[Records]
= = = =

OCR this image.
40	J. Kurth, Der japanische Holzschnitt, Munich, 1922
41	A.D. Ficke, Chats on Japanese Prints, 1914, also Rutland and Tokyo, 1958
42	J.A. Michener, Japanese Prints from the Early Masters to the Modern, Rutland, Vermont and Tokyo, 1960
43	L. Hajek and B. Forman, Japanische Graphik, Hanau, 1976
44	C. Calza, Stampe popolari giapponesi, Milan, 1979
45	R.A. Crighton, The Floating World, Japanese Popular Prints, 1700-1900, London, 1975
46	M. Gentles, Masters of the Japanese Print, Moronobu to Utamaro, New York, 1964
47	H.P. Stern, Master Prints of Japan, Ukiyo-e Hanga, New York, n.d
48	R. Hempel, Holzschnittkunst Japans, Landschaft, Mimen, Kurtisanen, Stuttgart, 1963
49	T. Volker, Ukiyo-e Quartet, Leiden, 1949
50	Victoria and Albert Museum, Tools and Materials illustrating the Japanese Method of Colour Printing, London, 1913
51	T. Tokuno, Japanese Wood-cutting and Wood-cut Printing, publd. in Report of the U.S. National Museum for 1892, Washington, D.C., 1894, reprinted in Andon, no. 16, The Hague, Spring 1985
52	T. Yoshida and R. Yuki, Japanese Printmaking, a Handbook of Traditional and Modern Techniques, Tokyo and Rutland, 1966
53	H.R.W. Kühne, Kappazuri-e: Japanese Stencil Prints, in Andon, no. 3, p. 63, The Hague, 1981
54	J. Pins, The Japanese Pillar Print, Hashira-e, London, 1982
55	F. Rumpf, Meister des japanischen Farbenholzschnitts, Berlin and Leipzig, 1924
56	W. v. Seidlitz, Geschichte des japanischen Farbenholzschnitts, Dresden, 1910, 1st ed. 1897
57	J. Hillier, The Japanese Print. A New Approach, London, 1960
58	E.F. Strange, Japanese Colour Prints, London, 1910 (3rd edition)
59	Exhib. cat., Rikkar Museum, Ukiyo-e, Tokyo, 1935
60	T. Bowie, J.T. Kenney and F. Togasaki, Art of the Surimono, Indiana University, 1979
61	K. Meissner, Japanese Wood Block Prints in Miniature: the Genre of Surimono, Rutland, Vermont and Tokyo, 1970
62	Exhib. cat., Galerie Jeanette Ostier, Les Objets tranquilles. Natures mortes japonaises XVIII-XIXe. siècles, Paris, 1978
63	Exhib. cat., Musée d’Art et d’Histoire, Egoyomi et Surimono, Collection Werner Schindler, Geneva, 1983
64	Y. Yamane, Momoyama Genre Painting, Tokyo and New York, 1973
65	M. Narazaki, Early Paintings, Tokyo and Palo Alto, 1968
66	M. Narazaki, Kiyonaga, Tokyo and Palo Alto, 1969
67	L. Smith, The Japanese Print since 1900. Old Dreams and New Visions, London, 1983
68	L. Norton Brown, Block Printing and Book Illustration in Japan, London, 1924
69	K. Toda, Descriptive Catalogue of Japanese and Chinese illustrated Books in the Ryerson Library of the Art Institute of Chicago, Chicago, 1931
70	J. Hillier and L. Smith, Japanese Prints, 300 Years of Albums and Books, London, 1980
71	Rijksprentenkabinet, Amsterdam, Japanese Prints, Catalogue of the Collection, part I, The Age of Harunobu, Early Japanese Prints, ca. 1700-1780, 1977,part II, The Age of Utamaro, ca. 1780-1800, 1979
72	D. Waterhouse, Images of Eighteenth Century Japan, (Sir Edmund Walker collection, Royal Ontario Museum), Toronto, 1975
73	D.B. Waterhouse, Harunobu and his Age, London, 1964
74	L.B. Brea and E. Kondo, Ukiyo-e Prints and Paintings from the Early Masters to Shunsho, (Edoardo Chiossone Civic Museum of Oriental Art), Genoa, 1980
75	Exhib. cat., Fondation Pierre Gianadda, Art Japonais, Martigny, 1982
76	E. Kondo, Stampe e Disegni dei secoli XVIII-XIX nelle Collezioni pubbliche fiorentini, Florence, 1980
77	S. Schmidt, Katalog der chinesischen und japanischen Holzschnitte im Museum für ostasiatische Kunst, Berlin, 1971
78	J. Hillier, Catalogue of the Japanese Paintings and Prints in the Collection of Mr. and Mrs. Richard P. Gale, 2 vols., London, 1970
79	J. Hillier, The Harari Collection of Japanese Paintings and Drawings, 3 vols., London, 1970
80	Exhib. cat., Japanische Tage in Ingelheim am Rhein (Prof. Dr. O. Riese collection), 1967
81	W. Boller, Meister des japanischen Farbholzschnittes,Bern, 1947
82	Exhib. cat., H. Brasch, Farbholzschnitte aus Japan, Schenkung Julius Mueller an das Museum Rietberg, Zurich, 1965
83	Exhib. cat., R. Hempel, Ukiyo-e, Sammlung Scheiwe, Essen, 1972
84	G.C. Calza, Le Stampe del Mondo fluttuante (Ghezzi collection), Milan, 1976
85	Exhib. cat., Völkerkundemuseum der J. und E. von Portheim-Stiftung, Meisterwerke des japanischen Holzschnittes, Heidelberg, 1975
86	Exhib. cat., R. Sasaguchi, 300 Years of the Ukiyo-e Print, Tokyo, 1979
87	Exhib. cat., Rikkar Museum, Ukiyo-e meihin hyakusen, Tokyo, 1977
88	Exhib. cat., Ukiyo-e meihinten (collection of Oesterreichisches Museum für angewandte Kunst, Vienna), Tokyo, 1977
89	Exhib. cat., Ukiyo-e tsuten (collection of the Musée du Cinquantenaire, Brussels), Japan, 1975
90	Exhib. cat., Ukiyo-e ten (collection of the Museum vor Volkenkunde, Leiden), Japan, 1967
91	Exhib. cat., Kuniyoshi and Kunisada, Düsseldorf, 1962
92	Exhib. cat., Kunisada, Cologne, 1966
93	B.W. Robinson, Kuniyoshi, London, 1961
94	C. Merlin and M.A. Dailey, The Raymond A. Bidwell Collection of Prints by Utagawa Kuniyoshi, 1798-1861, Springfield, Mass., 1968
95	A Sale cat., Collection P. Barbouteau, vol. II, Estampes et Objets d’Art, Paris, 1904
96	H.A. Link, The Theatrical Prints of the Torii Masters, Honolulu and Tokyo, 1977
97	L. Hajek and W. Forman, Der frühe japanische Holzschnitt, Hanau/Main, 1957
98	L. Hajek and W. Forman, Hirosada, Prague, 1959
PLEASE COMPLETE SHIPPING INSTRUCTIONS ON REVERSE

= = = =

## [Directive]
Set all of the records down again, exactly as they stand.

## [Exercise output]
OCR this image.
40	J. Kurth, Der japanische Holzschnitt, Munich, 1922
41	A.D. Ficke, Chats on Japanese Prints, 1914, also Rutland and Tokyo, 1958
42	J.A. Michener, Japanese Prints from the Early Masters to the Modern, Rutland, Vermont and Tokyo, 1960
43	L. Hajek and B. Forman, Japanische Graphik, Hanau, 1976
44	C. Calza, Stampe popolari giapponesi, Milan, 1979
45	R.A. Crighton, The Floating World, Japanese Popular Prints, 1700-1900, London, 1975
46	M. Gentles, Masters of the Japanese Print, Moronobu to Utamaro, New York, 1964
47	H.P. Stern, Master Prints of Japan, Ukiyo-e Hanga, New York, n.d
48	R. Hempel, Holzschnittkunst Japans, Landschaft, Mimen, Kurtisanen, Stuttgart, 1963
49	T. Volker, Ukiyo-e Quartet, Leiden, 1949
50	Victoria and Albert Museum, Tools and Materials illustrating the Japanese Method of Colour Printing, London, 1913
51	T. Tokuno, Japanese Wood-cutting and Wood-cut Printing, publd. in Report of the U.S. National Museum for 1892, Washington, D.C., 1894, reprinted in Andon, no. 16, The Hague, Spring 1985
52	T. Yoshida and R. Yuki, Japanese Printmaking, a Handbook of Traditional and Modern Techniques, Tokyo and Rutland, 1966
53	H.R.W. Kühne, Kappazuri-e: Japanese Stencil Prints, in Andon, no. 3, p. 63, The Hague, 1981
54	J. Pins, The Japanese Pillar Print, Hashira-e, London, 1982
55	F. Rumpf, Meister des japanischen Farbenholzschnitts, Berlin and Leipzig, 1924
56	W. v. Seidlitz, Geschichte des japanischen Farbenholzschnitts, Dresden, 1910, 1st ed. 1897
57	J. Hillier, The Japanese Print. A New Approach, London, 1960
58	E.F. Strange, Japanese Colour Prints, London, 1910 (3rd edition)
59	Exhib. cat., Rikkar Museum, Ukiyo-e, Tokyo, 1935
60	T. Bowie, J.T. Kenney and F. Togasaki, Art of the Surimono, Indiana University, 1979
61	K. Meissner, Japanese Wood Block Prints in Miniature: the Genre of Surimono, Rutland, Vermont and Tokyo, 1970
62	Exhib. cat., Galerie Jeanette Ostier, Les Objets tranquilles. Natures mortes japonaises XVIII-XIXe. siècles, Paris, 1978
63	Exhib. cat., Musée d’Art et d’Histoire, Egoyomi et Surimono, Collection Werner Schindler, Geneva, 1983
64	Y. Yamane, Momoyama Genre Painting, Tokyo and New York, 1973
65	M. Narazaki, Early Paintings, Tokyo and Palo Alto, 1968
66	M. Narazaki, Kiyonaga, Tokyo and Palo Alto, 1969
67	L. Smith, The Japanese Print since 1900. Old Dreams and New Visions, London, 1983
68	L. Norton Brown, Block Printing and Book Illustration in Japan, London, 1924
69	K. Toda, Descriptive Catalogue of Japanese and Chinese illustrated Books in the Ryerson Library of the Art Institute of Chicago, Chicago, 1931
70	J. Hillier and L. Smith, Japanese Prints, 300 Years of Albums and Books, London, 1980
71	Rijksprentenkabinet, Amsterdam, Japanese Prints, Catalogue of the Collection, part I, The Age of Harunobu, Early Japanese Prints, ca. 1700-1780, 1977,part II, The Age of Utamaro, ca. 1780-1800, 1979
72	D. Waterhouse, Images of Eighteenth Century Japan, (Sir Edmund Walker collection, Royal Ontario Museum), Toronto, 1975
73	D.B. Waterhouse, Harunobu and his Age, London, 1964
74	L.B. Brea and E. Kondo, Ukiyo-e Prints and Paintings from the Early Masters to Shunsho, (Edoardo Chiossone Civic Museum of Oriental Art), Genoa, 1980
75	Exhib. cat., Fondation Pierre Gianadda, Art Japonais, Martigny, 1982
76	E. Kondo, Stampe e Disegni dei secoli XVIII-XIX nelle Collezioni pubbliche fiorentini, Florence, 1980
77	S. Schmidt, Katalog der chinesischen und japanischen Holzschnitte im Museum für ostasiatische Kunst, Berlin, 1971
78	J. Hillier, Catalogue of the Japanese Paintings and Prints in the Collection of Mr. and Mrs. Richard P. Gale, 2 vols., London, 1970
79	J. Hillier, The Harari Collection of Japanese Paintings and Drawings, 3 vols., London, 1970
80	Exhib. cat., Japanische Tage in Ingelheim am Rhein (Prof. Dr. O. Riese collection), 1967
81	W. Boller, Meister des japanischen Farbholzschnittes,Bern, 1947
82	Exhib. cat., H. Brasch, Farbholzschnitte aus Japan, Schenkung Julius Mueller an das Museum Rietberg, Zurich, 1965
83	Exhib. cat., R. Hempel, Ukiyo-e, Sammlung Scheiwe, Essen, 1972
84	G.C. Calza, Le Stampe del Mondo fluttuante (Ghezzi collection), Milan, 1976
85	Exhib. cat., Völkerkundemuseum der J. und E. von Portheim-Stiftung, Meisterwerke des japanischen Holzschnittes, Heidelberg, 1975
86	Exhib. cat., R. Sasaguchi, 300 Years of the Ukiyo-e Print, Tokyo, 1979
87	Exhib. cat., Rikkar Museum, Ukiyo-e meihin hyakusen, Tokyo, 1977
88	Exhib. cat., Ukiyo-e meihinten (collection of Oesterreichisches Museum für angewandte Kunst, Vienna), Tokyo, 1977
89	Exhib. cat., Ukiyo-e tsuten (collection of the Musée du Cinquantenaire, Brussels), Japan, 1975
90	Exhib. cat., Ukiyo-e ten (collection of the Museum vor Volkenkunde, Leiden), Japan, 1967
91	Exhib. cat., Kuniyoshi and Kunisada, Düsseldorf, 1962
92	Exhib. cat., Kunisada, Cologne, 1966
93	B.W. Robinson, Kuniyoshi, London, 1961
94	C. Merlin and M.A. Dailey, The Raymond A. Bidwell Collection of Prints by Utagawa Kuniyoshi, 1798-1861, Springfield, Mass., 1968
95	A Sale cat., Collection P. Barbouteau, vol. II, Estampes et Objets d’Art, Paris, 1904
96	H.A. Link, The Theatrical Prints of the Torii Masters, Honolulu and Tokyo, 1977
97	L. Hajek and W. Forman, Der frühe japanische Holzschnitt, Hanau/Main, 1957
98	L. Hajek and W. Forman, Hirosada, Prague, 1959
PLEASE COMPLETE SHIPPING INSTRUCTIONS ON REVERSE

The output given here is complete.